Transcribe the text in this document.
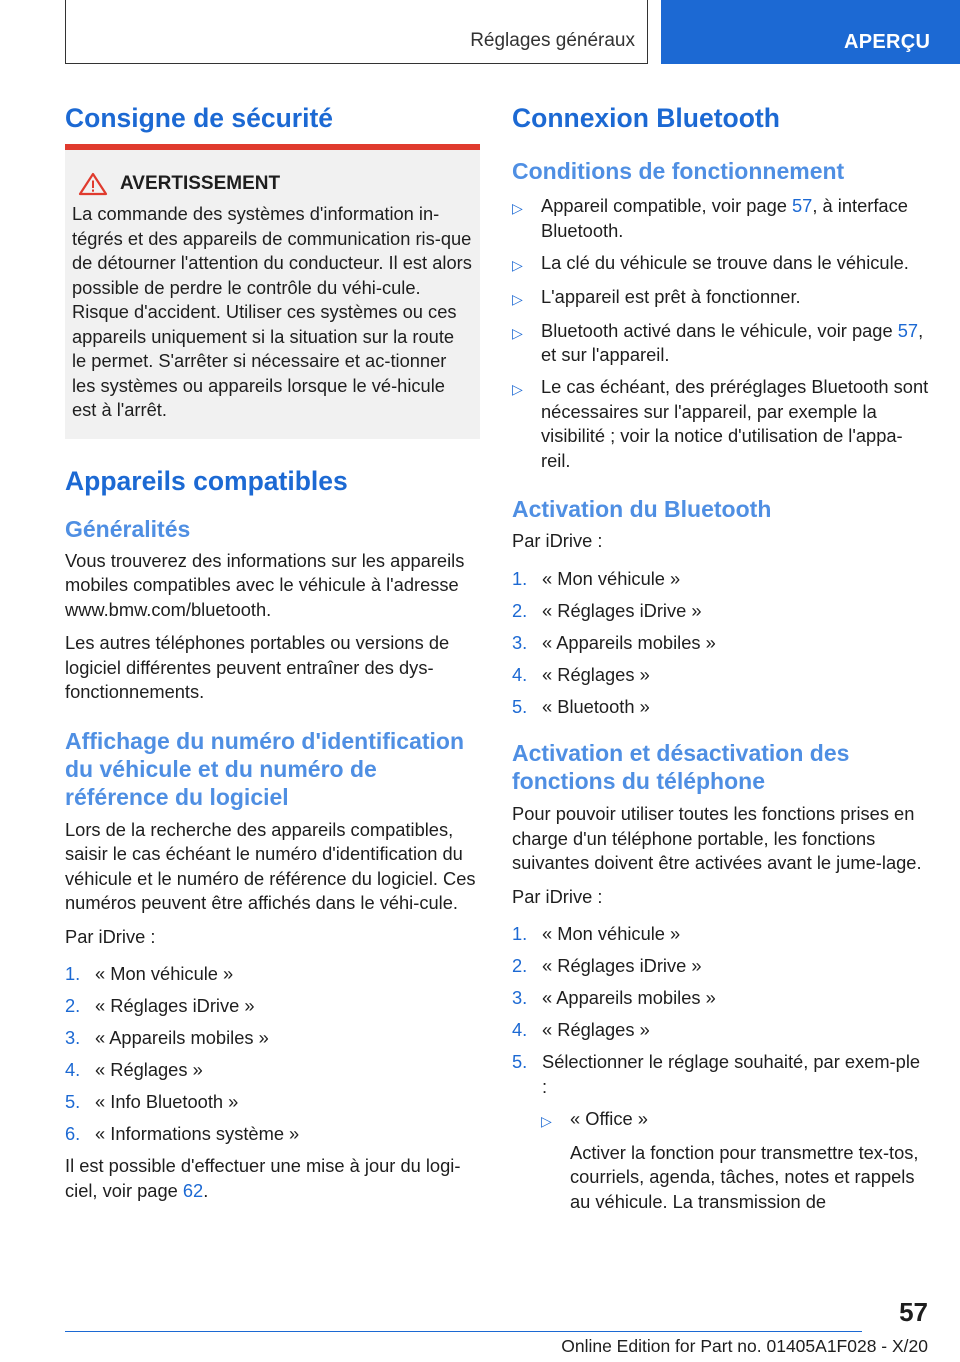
Réglages généraux	APERÇU
Consigne de sécurité
AVERTISSEMENT

La commande des systèmes d'information in-tégrés et des appareils de communication ris-que de détourner l'attention du conducteur. Il est alors possible de perdre le contrôle du véhi-cule. Risque d'accident. Utiliser ces systèmes ou ces appareils uniquement si la situation sur la route le permet. S'arrêter si nécessaire et ac-tionner les systèmes ou appareils lorsque le vé-hicule est à l'arrêt.

Appareils compatibles
Généralités

Vous trouverez des informations sur les appareils mobiles compatibles avec le véhicule à l'adresse www.bmw.com/bluetooth.

Les autres téléphones portables ou versions de logiciel différentes peuvent entraîner des dys-fonctionnements.

Affichage du numéro d'identification du véhicule et du numéro de référence du logiciel

Lors de la recherche des appareils compatibles, saisir le cas échéant le numéro d'identification du véhicule et le numéro de référence du logiciel. Ces numéros peuvent être affichés dans le véhi-cule.

Par iDrive :

1. « Mon véhicule »
2. « Réglages iDrive »
3. « Appareils mobiles »
4. « Réglages »
5. « Info Bluetooth »
6. « Informations système »

Il est possible d'effectuer une mise à jour du logi-ciel, voir page 62.

Connexion Bluetooth
Conditions de fonctionnement
▷ Appareil compatible, voir page 57, à interface Bluetooth.
▷ La clé du véhicule se trouve dans le véhicule.
▷ L'appareil est prêt à fonctionner.
▷ Bluetooth activé dans le véhicule, voir page 57, et sur l'appareil.
▷ Le cas échéant, des préréglages Bluetooth sont nécessaires sur l'appareil, par exemple la visibilité ; voir la notice d'utilisation de l'appa-reil.
Activation du Bluetooth

Par iDrive :

1. « Mon véhicule »
2. « Réglages iDrive »
3. « Appareils mobiles »
4. « Réglages »
5. « Bluetooth »
Activation et désactivation des fonctions du téléphone

Pour pouvoir utiliser toutes les fonctions prises en charge d'un téléphone portable, les fonctions suivantes doivent être activées avant le jume-lage.

Par iDrive :

1. « Mon véhicule »
2. « Réglages iDrive »
3. « Appareils mobiles »
4. « Réglages »
5. Sélectionner le réglage souhaité, par exem-ple :
▷ « Office »

Activer la fonction pour transmettre tex-tos, courriels, agenda, tâches, notes et rappels au véhicule. La transmission de

57
Online Edition for Part no. 01405A1F028 - X/20
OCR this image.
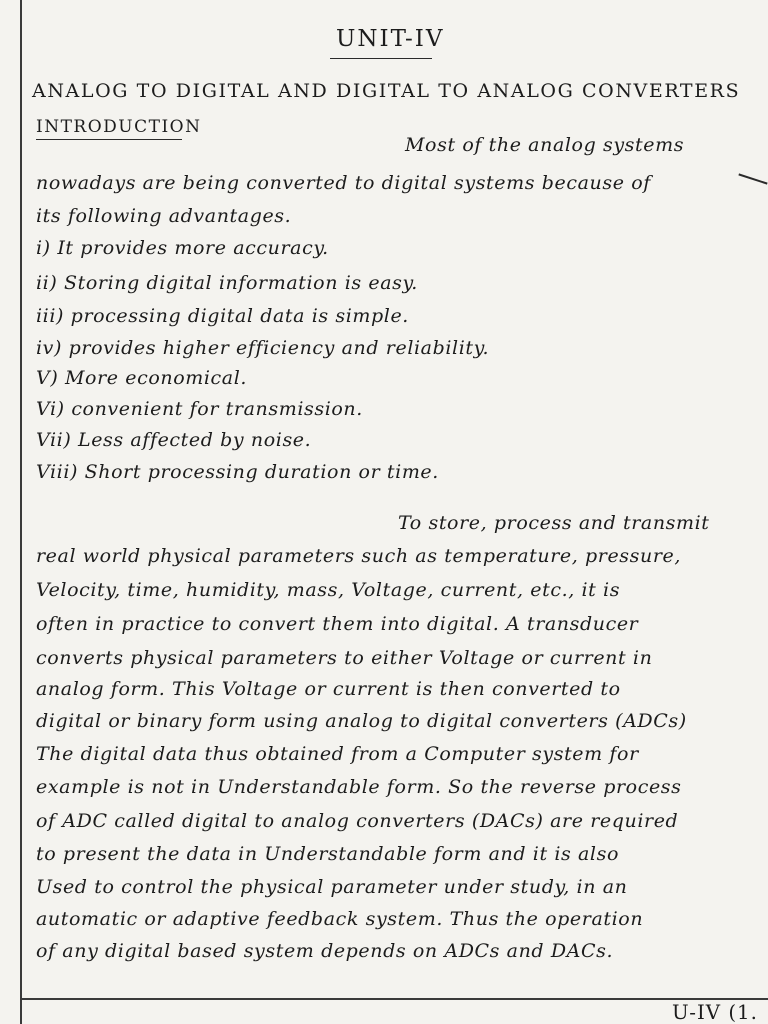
UNIT-IV
ANALOG TO DIGITAL AND DIGITAL TO ANALOG CONVERTERS
INTRODUCTION
Most of the analog systems
nowadays are being converted to digital systems because of
its following advantages.
i) It provides more accuracy.
ii) Storing digital information is easy.
iii) processing digital data is simple.
iv) provides higher efficiency and reliability.
V) More economical.
Vi) convenient for transmission.
Vii) Less affected by noise.
Viii) Short processing duration or time.
To store, process and transmit
real world physical parameters such as temperature, pressure,
Velocity, time, humidity, mass, Voltage, current, etc., it is
often in practice to convert them into digital. A transducer
converts physical parameters to either Voltage or current in
analog form. This Voltage or current is then converted to
digital or binary form using analog to digital converters (ADCs)
The digital data thus obtained from a Computer system for
example is not in Understandable form. So the reverse process
of ADC called digital to analog converters (DACs) are required
to present the data in Understandable form and it is also
Used to control the physical parameter under study, in an
automatic or adaptive feedback system. Thus the operation
of any digital based system depends on ADCs and DACs.
U-IV (1.
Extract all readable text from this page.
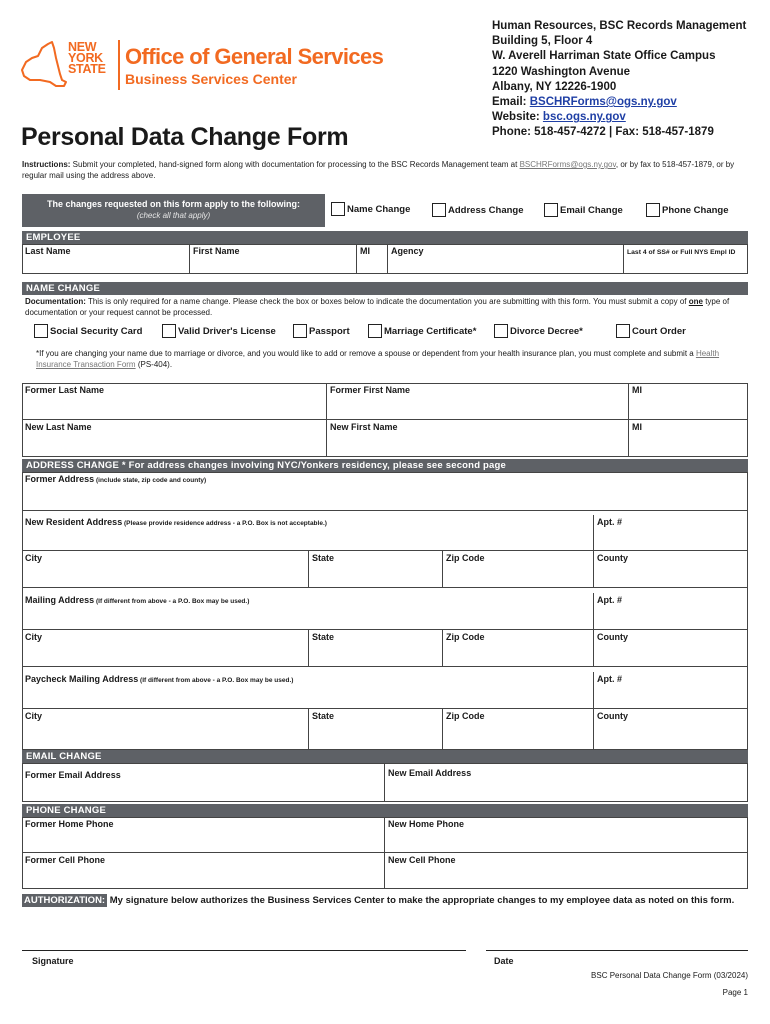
NEW
YORK
STATE Office of General Services
Business Services Center
Human Resources, BSC Records Management
Building 5, Floor 4
W. Averell Harriman State Office Campus
1220 Washington Avenue
Albany, NY 12226-1900
Email: BSCHRForms@ogs.ny.gov
Website: bsc.ogs.ny.gov
Phone: 518-457-4272 | Fax: 518-457-1879
Personal Data Change Form
Instructions: Submit your completed, hand-signed form along with documentation for processing to the BSC Records Management team at BSCHRForms@ogs.ny.gov, or by fax to 518-457-1879, or by regular mail using the address above.
The changes requested on this form apply to the following:
(check all that apply)
Name Change	Address Change	Email Change	Phone Change
EMPLOYEE
Last Name	First Name	MI	Agency	Last 4 of SS# or Full NYS Empl ID
NAME CHANGE
Documentation: This is only required for a name change. Please check the box or boxes below to indicate the documentation you are submitting with this form. You must submit a copy of one type of documentation or your request cannot be processed.
Social Security Card	Valid Driver's License	Passport	Marriage Certificate*	Divorce Decree*	Court Order
*If you are changing your name due to marriage or divorce, and you would like to add or remove a spouse or dependent from your health insurance plan, you must complete and submit a Health Insurance Transaction Form (PS-404).
Former Last Name	Former First Name	MI
New Last Name	New First Name	MI
ADDRESS CHANGE * For address changes involving NYC/Yonkers residency, please see second page
Former Address (include state, zip code and county)
New Resident Address (Please provide residence address - a P.O. Box is not acceptable.)	Apt. #
City	State	Zip Code	County
Mailing Address (If different from above - a P.O. Box may be used.)	Apt. #
City	State	Zip Code	County
Paycheck Mailing Address (If different from above - a P.O. Box may be used.)	Apt. #
City	State	Zip Code	County
EMAIL CHANGE
Former Email Address	New Email Address
PHONE CHANGE
Former Home Phone	New Home Phone
Former Cell Phone	New Cell Phone
AUTHORIZATION: My signature below authorizes the Business Services Center to make the appropriate changes to my employee data as noted on this form.
Signature	Date
BSC Personal Data Change Form (03/2024)
Page 1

§

● Work instructions
Show the lines from the data above that contain the string "required".

● Expected output
of ADC called digital to analog converters (DACs) are required
Documentation: This is only required for a name change. Please check the box or boxes below to indicate the documentation you are submitting with this form. You must submit a copy of one type of documentation or your request cannot be processed.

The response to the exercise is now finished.